Jean-Philippe Toussaint se dévoile à des étudiants
Jean-Philippe Toussaint est venu à Montpellier pour la promotion de son nouveau livre, Nue, paru aux Éditions de Minuit le 5 septembre dernier. Des étudiants de classe préparatoire littéraire l’ont accueilli au Lycée Jules Guesde afin de lui poser des questions purement littéraires sur le processus de création de son œuvre.

Jean-Philippe Toussaint au Lycée Jules Guesde (Crédit Photo : © Chloé Marchal)
Claire : Avez-vous l’impression d’avoir clos un cycle d’écriture en achevant Nue, dernier livre de la tétralogie comprenant Faire l’amour, Fuir, et La vérité sur Marie ?
Jean-Philippe Toussaint : Oui, j’ai évidemment l’impression d’avoir clos quelque chose puisque je dis explicitement que Nue est le dernier livre d’un ensemble romanesque qui, jusqu’à présent, n’avait pas de nom mais qui apparaît dans la 4e de couverture : « Marie Madeleine Marguerite de Montalte ». C’est une décision difficile à prendre car, quand j’ai commencé, je ne savais pas que cet ensemble romanesque allait m’occuper pendant dix ans. Puis très vite, je me suis rendu compte que c’était très intéressant d’écrire des livres qui pourraient à la fois être autonomes et s’inscrire dans un ensemble. Je pensais même que j’allais continuer et qu’il y allait en avoir cinq, six, ou même sept !
Et puis, j’ai vraiment réfléchi et je me suis dit que ce dernier livre reprenait finalement un peu tous les thèmes à l’œuvre depuis le début et que, d’autre part, il y avait une sorte de résolution qui pouvait être la fin de l’ensemble. Mais, même si j’ai dit que c’était fini, je peux aussi en écrire un autre et ce n’est pas parce que je l’ai dit que je suis obligé de le faire…
Mathilde : Pourquoi avoir fini Nue avec une interrogation, « mais tu m’aimes alors ? » ?
J-P. T. : C’est plus intéressant de faire des fins ouvertes que des fins fermées car il ne faut pas cadenasser les choses. C’est d’ailleurs vrai tout au long du cycle, il y a des ouvertures partout, à tout moment on peut imaginer ou rajouter des choses, il y a de la place pour le lecteur, son imagination, ses souvenirs, ses expériences, ses connaissances. Par exemple, quand je fais le travail d’un romantique, c’est-à-dire quand je m’inspire d’un lieu réel, je décris cet endroit dans mon livre et le lecteur va le visualiser en ayant une image qui lui est propre.

Crédit Photo : © Chloé Marchal
Elsa : C’est donc pour ça que vous dites que l’on peut lire vos œuvres dans n’importe quel sens ?
J-P. T. : Exactement, c’est tout à fait juste. Je refuse un peu cette idée de linéarité et de chronologie. Par exemple, Fuir se passe chronologiquement avant Faire l’amour, alors que c’est le deuxième que j’ai écrit.

**TÂCHE À RÉALISER**
D'après l'entretien avec Jean-Philippe Toussaint, quel nom de l'ensemble romanesque apparaît dans la 4e de couverture ?

**DONNÉES EXTRAITES**
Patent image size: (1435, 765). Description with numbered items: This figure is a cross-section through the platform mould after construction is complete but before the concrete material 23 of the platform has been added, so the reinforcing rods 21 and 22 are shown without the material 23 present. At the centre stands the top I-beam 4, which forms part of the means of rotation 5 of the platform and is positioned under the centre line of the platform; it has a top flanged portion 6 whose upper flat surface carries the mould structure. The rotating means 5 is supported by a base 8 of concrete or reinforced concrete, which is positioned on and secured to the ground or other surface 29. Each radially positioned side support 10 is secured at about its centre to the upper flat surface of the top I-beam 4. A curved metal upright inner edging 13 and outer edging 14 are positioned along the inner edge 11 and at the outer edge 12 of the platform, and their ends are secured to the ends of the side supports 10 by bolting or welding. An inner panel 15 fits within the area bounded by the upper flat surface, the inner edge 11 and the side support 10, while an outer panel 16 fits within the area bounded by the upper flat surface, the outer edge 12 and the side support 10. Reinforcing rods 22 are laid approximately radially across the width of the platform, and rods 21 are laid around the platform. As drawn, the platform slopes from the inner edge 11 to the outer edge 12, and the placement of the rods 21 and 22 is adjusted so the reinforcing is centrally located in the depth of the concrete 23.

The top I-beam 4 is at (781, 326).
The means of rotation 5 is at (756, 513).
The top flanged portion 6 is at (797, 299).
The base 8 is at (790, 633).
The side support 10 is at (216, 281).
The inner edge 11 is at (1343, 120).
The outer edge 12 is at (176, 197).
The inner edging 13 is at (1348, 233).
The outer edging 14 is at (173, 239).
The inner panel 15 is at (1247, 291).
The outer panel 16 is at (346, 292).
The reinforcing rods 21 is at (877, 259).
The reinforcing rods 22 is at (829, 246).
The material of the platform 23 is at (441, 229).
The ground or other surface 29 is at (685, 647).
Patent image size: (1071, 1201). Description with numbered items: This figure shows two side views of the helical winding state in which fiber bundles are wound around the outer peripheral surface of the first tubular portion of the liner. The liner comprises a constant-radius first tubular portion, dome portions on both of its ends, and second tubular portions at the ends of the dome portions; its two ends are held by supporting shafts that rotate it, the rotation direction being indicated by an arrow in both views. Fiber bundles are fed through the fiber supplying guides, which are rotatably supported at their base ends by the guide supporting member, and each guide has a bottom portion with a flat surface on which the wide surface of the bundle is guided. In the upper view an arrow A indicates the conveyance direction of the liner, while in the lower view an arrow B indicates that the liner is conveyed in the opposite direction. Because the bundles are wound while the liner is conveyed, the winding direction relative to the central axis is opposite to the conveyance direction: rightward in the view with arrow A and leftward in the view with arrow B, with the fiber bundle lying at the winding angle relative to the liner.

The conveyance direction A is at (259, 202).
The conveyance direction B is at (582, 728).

**RÉPONSE À LA TÂCHE**
« Marie Madeleine Marguerite de Montalte ».